- _Work to be completed_: Reproduce each line from the records that holds "this".

------------

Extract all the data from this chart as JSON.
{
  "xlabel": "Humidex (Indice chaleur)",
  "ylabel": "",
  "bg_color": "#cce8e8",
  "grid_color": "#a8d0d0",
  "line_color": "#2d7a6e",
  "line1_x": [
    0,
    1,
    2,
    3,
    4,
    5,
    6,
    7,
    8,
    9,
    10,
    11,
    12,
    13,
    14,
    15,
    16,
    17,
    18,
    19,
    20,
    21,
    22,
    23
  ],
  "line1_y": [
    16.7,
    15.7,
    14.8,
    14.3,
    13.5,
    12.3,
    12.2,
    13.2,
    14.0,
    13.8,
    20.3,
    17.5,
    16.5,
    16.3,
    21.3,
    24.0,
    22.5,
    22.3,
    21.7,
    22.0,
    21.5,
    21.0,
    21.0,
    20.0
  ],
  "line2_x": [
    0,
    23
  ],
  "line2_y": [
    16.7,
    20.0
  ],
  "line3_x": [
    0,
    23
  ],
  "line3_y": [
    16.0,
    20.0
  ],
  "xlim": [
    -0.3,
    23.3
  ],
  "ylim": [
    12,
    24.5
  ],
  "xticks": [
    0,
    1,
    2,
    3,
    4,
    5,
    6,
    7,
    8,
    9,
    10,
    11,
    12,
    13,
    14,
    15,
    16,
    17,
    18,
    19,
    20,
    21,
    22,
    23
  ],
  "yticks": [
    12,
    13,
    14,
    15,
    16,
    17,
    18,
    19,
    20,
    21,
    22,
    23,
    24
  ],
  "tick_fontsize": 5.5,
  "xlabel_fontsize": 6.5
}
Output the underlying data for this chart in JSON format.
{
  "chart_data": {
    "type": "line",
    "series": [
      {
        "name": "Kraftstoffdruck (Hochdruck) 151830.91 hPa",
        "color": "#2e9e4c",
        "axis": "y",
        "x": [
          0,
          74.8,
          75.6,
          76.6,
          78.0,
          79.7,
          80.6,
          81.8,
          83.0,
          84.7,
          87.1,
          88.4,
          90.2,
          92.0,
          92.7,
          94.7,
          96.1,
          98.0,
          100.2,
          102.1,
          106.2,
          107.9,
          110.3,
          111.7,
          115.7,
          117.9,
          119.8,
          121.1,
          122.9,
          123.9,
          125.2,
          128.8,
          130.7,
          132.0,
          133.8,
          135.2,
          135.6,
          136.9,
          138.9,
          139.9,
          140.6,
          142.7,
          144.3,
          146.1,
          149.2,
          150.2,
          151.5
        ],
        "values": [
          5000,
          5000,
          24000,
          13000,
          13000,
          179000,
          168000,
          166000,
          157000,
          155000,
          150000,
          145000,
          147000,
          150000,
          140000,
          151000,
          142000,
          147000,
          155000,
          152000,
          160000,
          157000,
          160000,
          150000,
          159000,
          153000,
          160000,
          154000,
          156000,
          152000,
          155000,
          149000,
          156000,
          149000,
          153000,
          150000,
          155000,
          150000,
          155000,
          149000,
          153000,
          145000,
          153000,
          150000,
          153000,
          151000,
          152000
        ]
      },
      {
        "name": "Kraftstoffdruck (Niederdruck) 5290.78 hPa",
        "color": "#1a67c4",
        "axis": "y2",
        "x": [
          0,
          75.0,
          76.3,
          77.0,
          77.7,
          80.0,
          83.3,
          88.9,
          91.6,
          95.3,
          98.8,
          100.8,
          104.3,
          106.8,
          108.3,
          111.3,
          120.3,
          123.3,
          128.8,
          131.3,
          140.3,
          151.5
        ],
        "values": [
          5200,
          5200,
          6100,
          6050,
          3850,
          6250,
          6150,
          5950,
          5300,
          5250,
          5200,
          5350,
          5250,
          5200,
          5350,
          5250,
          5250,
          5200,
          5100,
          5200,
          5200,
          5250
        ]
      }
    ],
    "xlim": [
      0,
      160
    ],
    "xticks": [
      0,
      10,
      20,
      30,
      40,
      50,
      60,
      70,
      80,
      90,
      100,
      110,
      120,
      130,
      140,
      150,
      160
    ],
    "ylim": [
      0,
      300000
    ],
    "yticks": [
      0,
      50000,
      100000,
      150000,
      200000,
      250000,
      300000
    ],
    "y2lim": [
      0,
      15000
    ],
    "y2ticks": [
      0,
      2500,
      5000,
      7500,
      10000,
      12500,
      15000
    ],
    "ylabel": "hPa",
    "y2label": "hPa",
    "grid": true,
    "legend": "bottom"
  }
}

------------

- _Final answer_:
Extract all the data from this chart as JSON.
Output the underlying data for this chart in JSON format.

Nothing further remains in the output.